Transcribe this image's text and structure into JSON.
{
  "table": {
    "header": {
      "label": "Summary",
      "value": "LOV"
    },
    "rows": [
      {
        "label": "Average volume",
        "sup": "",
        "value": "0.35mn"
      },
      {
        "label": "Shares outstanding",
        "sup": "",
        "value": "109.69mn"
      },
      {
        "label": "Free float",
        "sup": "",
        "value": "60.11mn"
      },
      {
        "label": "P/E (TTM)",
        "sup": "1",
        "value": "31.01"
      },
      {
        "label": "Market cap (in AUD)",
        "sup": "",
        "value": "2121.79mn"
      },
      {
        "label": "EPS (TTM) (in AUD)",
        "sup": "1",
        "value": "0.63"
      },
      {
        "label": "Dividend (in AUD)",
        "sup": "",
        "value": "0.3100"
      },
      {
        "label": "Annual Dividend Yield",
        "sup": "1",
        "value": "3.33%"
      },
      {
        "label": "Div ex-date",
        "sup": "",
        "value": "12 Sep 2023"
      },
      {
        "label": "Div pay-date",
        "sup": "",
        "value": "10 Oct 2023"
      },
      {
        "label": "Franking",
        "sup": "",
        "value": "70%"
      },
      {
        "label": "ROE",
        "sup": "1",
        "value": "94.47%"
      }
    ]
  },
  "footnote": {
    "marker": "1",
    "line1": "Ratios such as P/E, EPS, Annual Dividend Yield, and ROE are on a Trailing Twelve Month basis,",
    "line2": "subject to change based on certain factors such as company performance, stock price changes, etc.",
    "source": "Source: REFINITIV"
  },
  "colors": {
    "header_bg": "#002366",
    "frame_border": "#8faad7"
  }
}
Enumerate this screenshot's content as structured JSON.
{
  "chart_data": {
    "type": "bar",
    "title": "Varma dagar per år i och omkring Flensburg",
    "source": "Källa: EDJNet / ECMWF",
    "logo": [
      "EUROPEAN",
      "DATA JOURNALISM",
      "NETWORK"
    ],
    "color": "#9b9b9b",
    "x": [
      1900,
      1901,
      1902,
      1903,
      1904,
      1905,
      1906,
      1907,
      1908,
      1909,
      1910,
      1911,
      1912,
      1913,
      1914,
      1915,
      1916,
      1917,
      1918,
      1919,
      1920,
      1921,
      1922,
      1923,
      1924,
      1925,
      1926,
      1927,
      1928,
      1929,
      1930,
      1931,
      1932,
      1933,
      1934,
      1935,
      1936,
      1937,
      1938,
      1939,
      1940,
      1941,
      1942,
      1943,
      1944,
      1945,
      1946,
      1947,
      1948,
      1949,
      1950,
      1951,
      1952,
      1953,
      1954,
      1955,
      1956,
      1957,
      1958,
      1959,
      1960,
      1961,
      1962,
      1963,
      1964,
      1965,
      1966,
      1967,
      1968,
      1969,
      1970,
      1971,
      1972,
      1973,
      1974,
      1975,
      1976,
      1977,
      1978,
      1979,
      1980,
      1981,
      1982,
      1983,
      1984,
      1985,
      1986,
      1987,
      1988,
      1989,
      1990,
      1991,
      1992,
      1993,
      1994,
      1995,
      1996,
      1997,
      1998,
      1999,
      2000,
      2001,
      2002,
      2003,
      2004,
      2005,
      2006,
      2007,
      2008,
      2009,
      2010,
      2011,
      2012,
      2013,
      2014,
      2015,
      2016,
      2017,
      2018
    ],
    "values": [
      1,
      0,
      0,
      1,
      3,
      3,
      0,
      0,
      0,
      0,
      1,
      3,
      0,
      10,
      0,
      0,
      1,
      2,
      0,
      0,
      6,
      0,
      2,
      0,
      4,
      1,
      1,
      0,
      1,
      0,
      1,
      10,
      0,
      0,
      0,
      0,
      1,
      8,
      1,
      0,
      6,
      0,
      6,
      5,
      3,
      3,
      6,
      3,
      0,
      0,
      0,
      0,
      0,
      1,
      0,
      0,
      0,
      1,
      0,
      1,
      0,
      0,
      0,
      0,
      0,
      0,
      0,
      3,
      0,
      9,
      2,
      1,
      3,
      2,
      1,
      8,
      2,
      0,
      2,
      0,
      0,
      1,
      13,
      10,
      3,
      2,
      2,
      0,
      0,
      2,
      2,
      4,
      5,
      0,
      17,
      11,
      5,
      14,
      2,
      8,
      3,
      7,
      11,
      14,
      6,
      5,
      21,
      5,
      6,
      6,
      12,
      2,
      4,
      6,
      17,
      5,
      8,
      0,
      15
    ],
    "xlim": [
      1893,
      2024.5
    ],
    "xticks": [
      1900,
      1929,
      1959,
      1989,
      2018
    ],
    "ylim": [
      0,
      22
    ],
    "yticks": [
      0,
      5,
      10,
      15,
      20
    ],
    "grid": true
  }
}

-*-*-

• [Task details] Copy every record exactly, with nothing added or dropped.

• [Result below]
Transcribe this image's text and structure into JSON.
{
  "table": {
    "header": {
      "label": "Summary",
      "value": "LOV"
    },
    "rows": [
      {
        "label": "Average volume",
        "sup": "",
        "value": "0.35mn"
      },
      {
        "label": "Shares outstanding",
        "sup": "",
        "value": "109.69mn"
      },
      {
        "label": "Free float",
        "sup": "",
        "value": "60.11mn"
      },
      {
        "label": "P/E (TTM)",
        "sup": "1",
        "value": "31.01"
      },
      {
        "label": "Market cap (in AUD)",
        "sup": "",
        "value": "2121.79mn"
      },
      {
        "label": "EPS (TTM) (in AUD)",
        "sup": "1",
        "value": "0.63"
      },
      {
        "label": "Dividend (in AUD)",
        "sup": "",
        "value": "0.3100"
      },
      {
        "label": "Annual Dividend Yield",
        "sup": "1",
        "value": "3.33%"
      },
      {
        "label": "Div ex-date",
        "sup": "",
        "value": "12 Sep 2023"
      },
      {
        "label": "Div pay-date",
        "sup": "",
        "value": "10 Oct 2023"
      },
      {
        "label": "Franking",
        "sup": "",
        "value": "70%"
      },
      {
        "label": "ROE",
        "sup": "1",
        "value": "94.47%"
      }
    ]
  },
  "footnote": {
    "marker": "1",
    "line1": "Ratios such as P/E, EPS, Annual Dividend Yield, and ROE are on a Trailing Twelve Month basis,",
    "line2": "subject to change based on certain factors such as company performance, stock price changes, etc.",
    "source": "Source: REFINITIV"
  },
  "colors": {
    "header_bg": "#002366",
    "frame_border": "#8faad7"
  }
}
Enumerate this screenshot's content as structured JSON.
{
  "chart_data": {
    "type": "bar",
    "title": "Varma dagar per år i och omkring Flensburg",
    "source": "Källa: EDJNet / ECMWF",
    "logo": [
      "EUROPEAN",
      "DATA JOURNALISM",
      "NETWORK"
    ],
    "color": "#9b9b9b",
    "x": [
      1900,
      1901,
      1902,
      1903,
      1904,
      1905,
      1906,
      1907,
      1908,
      1909,
      1910,
      1911,
      1912,
      1913,
      1914,
      1915,
      1916,
      1917,
      1918,
      1919,
      1920,
      1921,
      1922,
      1923,
      1924,
      1925,
      1926,
      1927,
      1928,
      1929,
      1930,
      1931,
      1932,
      1933,
      1934,
      1935,
      1936,
      1937,
      1938,
      1939,
      1940,
      1941,
      1942,
      1943,
      1944,
      1945,
      1946,
      1947,
      1948,
      1949,
      1950,
      1951,
      1952,
      1953,
      1954,
      1955,
      1956,
      1957,
      1958,
      1959,
      1960,
      1961,
      1962,
      1963,
      1964,
      1965,
      1966,
      1967,
      1968,
      1969,
      1970,
      1971,
      1972,
      1973,
      1974,
      1975,
      1976,
      1977,
      1978,
      1979,
      1980,
      1981,
      1982,
      1983,
      1984,
      1985,
      1986,
      1987,
      1988,
      1989,
      1990,
      1991,
      1992,
      1993,
      1994,
      1995,
      1996,
      1997,
      1998,
      1999,
      2000,
      2001,
      2002,
      2003,
      2004,
      2005,
      2006,
      2007,
      2008,
      2009,
      2010,
      2011,
      2012,
      2013,
      2014,
      2015,
      2016,
      2017,
      2018
    ],
    "values": [
      1,
      0,
      0,
      1,
      3,
      3,
      0,
      0,
      0,
      0,
      1,
      3,
      0,
      10,
      0,
      0,
      1,
      2,
      0,
      0,
      6,
      0,
      2,
      0,
      4,
      1,
      1,
      0,
      1,
      0,
      1,
      10,
      0,
      0,
      0,
      0,
      1,
      8,
      1,
      0,
      6,
      0,
      6,
      5,
      3,
      3,
      6,
      3,
      0,
      0,
      0,
      0,
      0,
      1,
      0,
      0,
      0,
      1,
      0,
      1,
      0,
      0,
      0,
      0,
      0,
      0,
      0,
      3,
      0,
      9,
      2,
      1,
      3,
      2,
      1,
      8,
      2,
      0,
      2,
      0,
      0,
      1,
      13,
      10,
      3,
      2,
      2,
      0,
      0,
      2,
      2,
      4,
      5,
      0,
      17,
      11,
      5,
      14,
      2,
      8,
      3,
      7,
      11,
      14,
      6,
      5,
      21,
      5,
      6,
      6,
      12,
      2,
      4,
      6,
      17,
      5,
      8,
      0,
      15
    ],
    "xlim": [
      1893,
      2024.5
    ],
    "xticks": [
      1900,
      1929,
      1959,
      1989,
      2018
    ],
    "ylim": [
      0,
      22
    ],
    "yticks": [
      0,
      5,
      10,
      15,
      20
    ],
    "grid": true
  }
}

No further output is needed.